EXERCISE INSTRUCTIONS: Below are some records. Copy every line in them that holds "true".

DATASET RECORDS:
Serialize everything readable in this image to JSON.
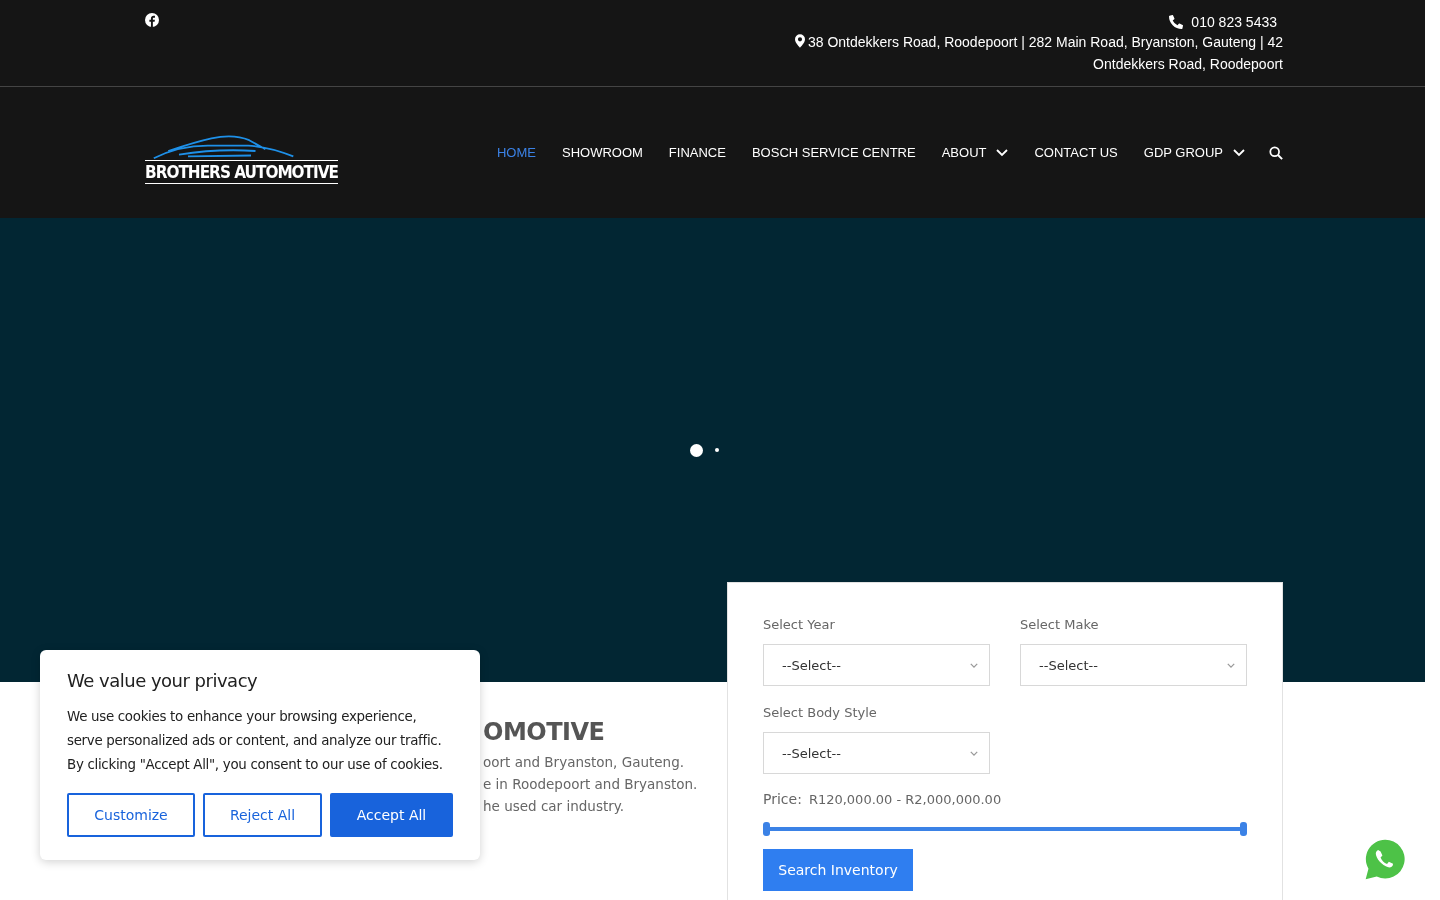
{
  "top_bar": {
    "phone": "010 823 5433",
    "address": "38 Ontdekkers Road, Roodepoort | 282 Main Road, Bryanston, Gauteng | 42 Ontdekkers Road, Roodepoort"
  },
  "logo": {
    "text": "BROTHERS AUTOMOTIVE"
  },
  "nav": [
    {
      "label": "HOME",
      "selected": true,
      "has_menu": false
    },
    {
      "label": "SHOWROOM",
      "selected": false,
      "has_menu": false
    },
    {
      "label": "FINANCE",
      "selected": false,
      "has_menu": false
    },
    {
      "label": "BOSCH SERVICE CENTRE",
      "selected": false,
      "has_menu": false
    },
    {
      "label": "ABOUT",
      "selected": false,
      "has_menu": true
    },
    {
      "label": "CONTACT US",
      "selected": false,
      "has_menu": false
    },
    {
      "label": "GDP GROUP",
      "selected": false,
      "has_menu": true
    }
  ],
  "slider_dots": [
    {
      "selected": true
    },
    {
      "selected": false
    }
  ],
  "intro": {
    "heading": "OMOTIVE",
    "lines": [
      "oort and Bryanston, Gauteng.",
      "e in Roodepoort and Bryanston.",
      "he used car industry."
    ]
  },
  "search_form": {
    "selects": [
      {
        "label": "Select Year",
        "value": "--Select--"
      },
      {
        "label": "Select Make",
        "value": "--Select--"
      },
      {
        "label": "Select Body Style",
        "value": "--Select--"
      }
    ],
    "price": {
      "label": "Price:",
      "range": "R120,000.00 - R2,000,000.00",
      "thumbs": [
        {
          "level": 0
        },
        {
          "level": 1
        }
      ]
    },
    "button": "Search Inventory"
  },
  "cookie_banner": {
    "title": "We value your privacy",
    "text": "We use cookies to enhance your browsing experience, serve personalized ads or content, and analyze our traffic. By clicking \"Accept All\", you consent to our use of cookies.",
    "buttons": [
      {
        "label": "Customize",
        "kind": "outline"
      },
      {
        "label": "Reject All",
        "kind": "outline"
      },
      {
        "label": "Accept All",
        "kind": "primary"
      }
    ]
  }
}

RESULT OF THE EXERCISE:
      "selected": true,
      "has_menu": true
      "has_menu": true
      "selected": true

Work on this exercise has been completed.